* Brief
Copy each line of the records that contains the word "Wunsch".
▬▬▬▬▬▬
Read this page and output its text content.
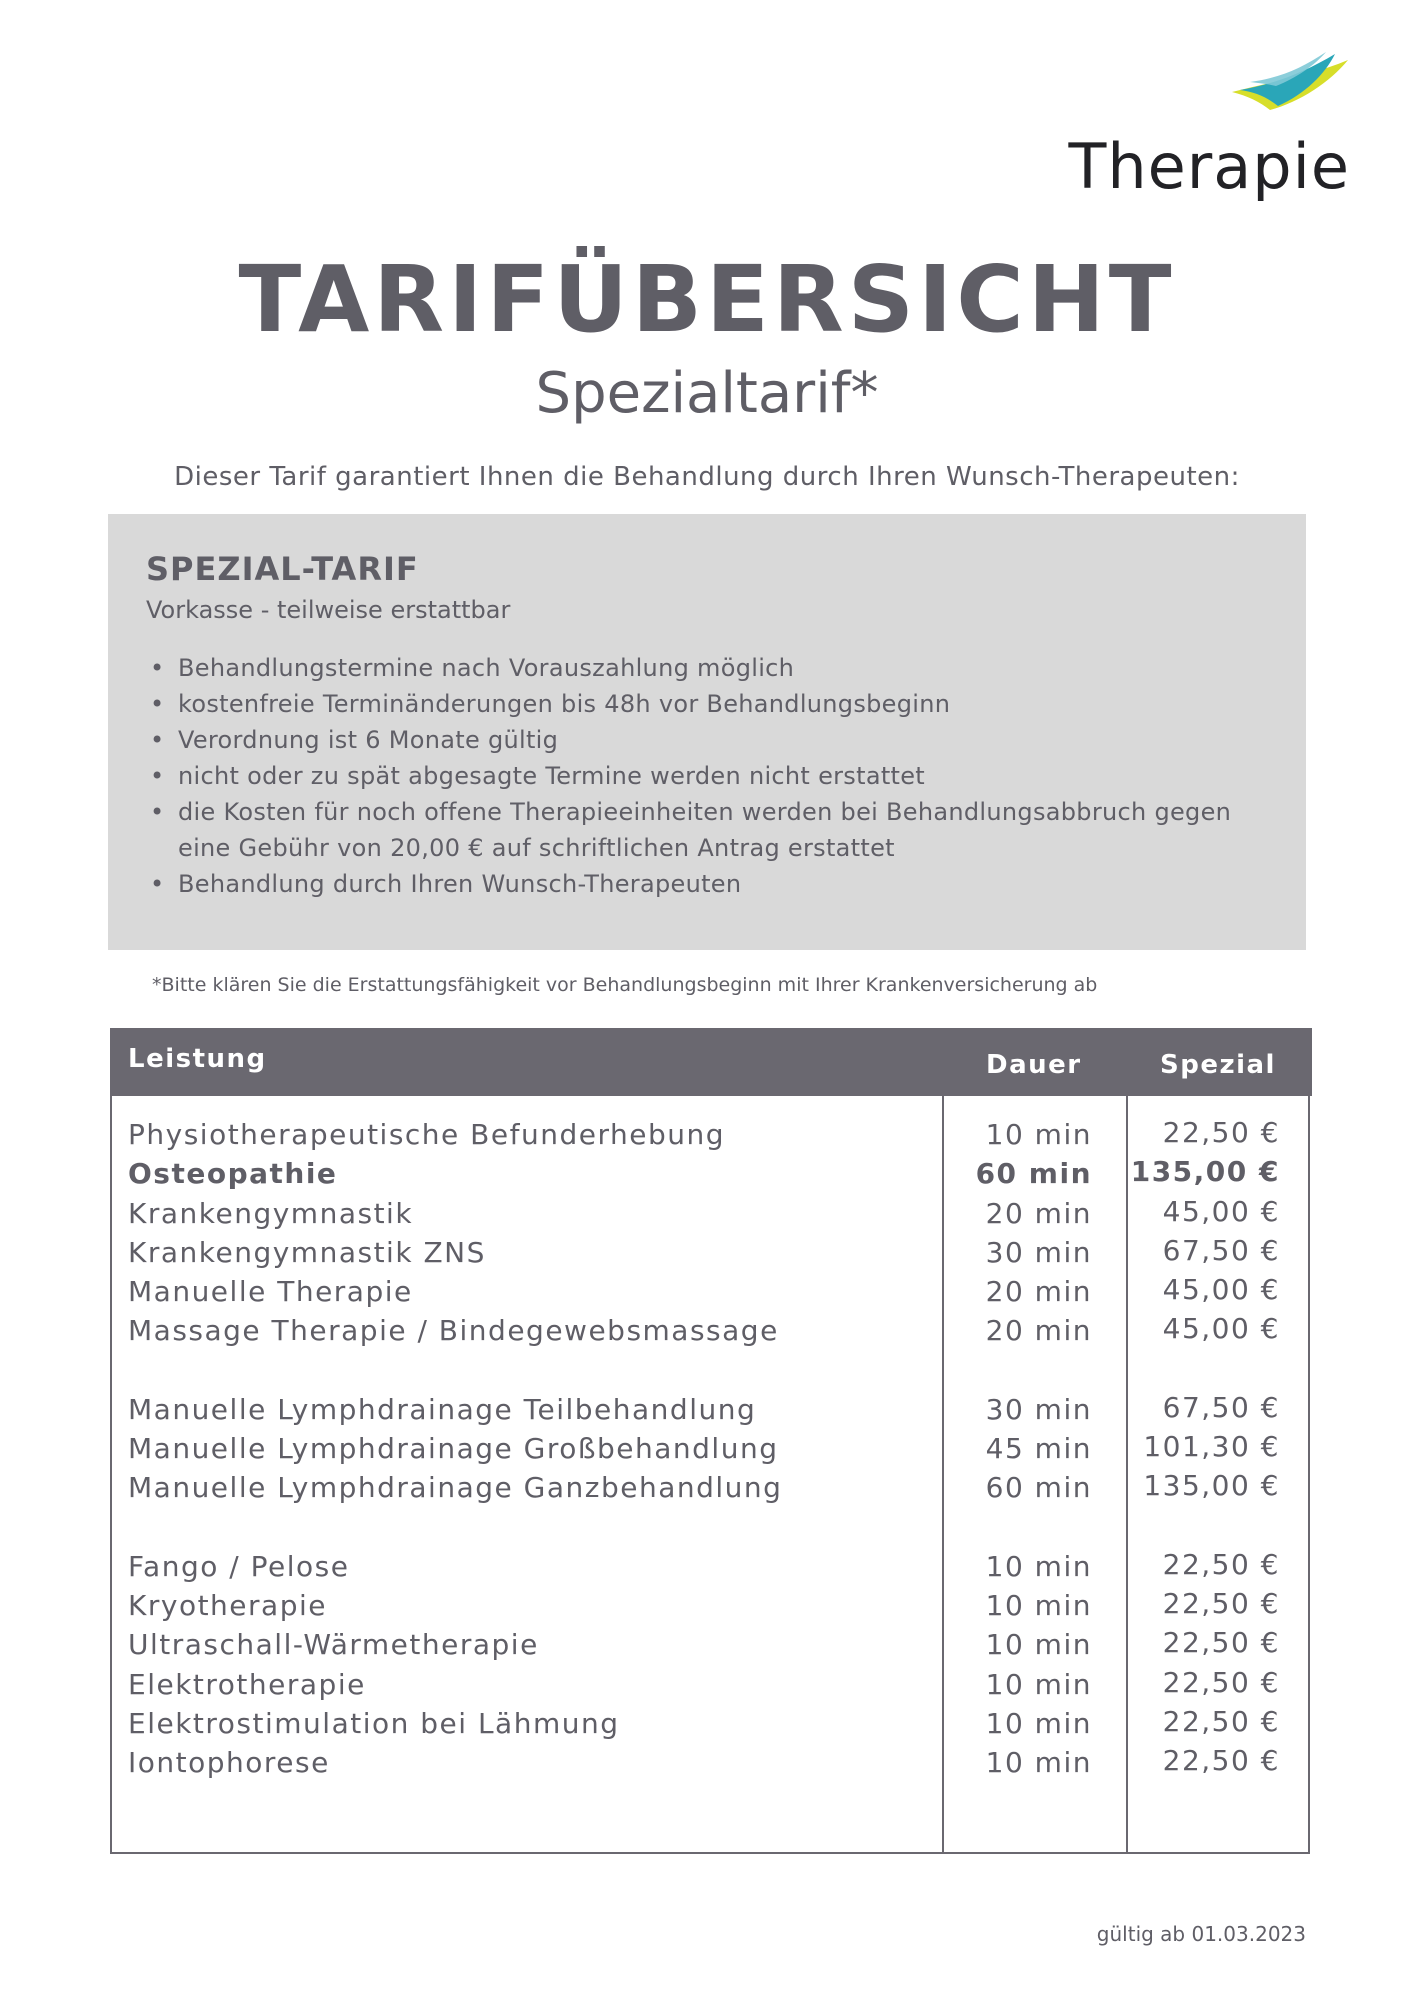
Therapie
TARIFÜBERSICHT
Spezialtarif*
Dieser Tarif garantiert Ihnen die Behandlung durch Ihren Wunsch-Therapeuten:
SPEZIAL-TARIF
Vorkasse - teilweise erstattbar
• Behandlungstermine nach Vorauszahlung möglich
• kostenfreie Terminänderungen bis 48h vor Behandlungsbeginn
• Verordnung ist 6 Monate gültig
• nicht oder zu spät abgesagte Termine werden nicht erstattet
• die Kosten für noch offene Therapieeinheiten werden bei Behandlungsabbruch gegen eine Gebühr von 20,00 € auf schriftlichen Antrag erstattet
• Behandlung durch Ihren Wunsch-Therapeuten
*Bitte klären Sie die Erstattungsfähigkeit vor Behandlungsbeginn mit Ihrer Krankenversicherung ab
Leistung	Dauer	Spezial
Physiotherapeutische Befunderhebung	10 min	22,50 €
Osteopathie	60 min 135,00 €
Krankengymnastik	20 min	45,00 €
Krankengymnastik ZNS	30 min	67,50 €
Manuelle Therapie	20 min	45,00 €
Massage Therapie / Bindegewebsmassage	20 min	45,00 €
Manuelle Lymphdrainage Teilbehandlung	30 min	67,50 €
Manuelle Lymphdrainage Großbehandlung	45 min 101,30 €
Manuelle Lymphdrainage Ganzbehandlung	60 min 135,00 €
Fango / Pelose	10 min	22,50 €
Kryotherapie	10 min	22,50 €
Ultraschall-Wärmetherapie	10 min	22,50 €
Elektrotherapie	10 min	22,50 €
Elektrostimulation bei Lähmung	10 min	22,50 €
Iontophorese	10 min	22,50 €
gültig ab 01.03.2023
▬▬▬▬▬▬
* Complete response
Dieser Tarif garantiert Ihnen die Behandlung durch Ihren Wunsch-Therapeuten:
• Behandlung durch Ihren Wunsch-Therapeuten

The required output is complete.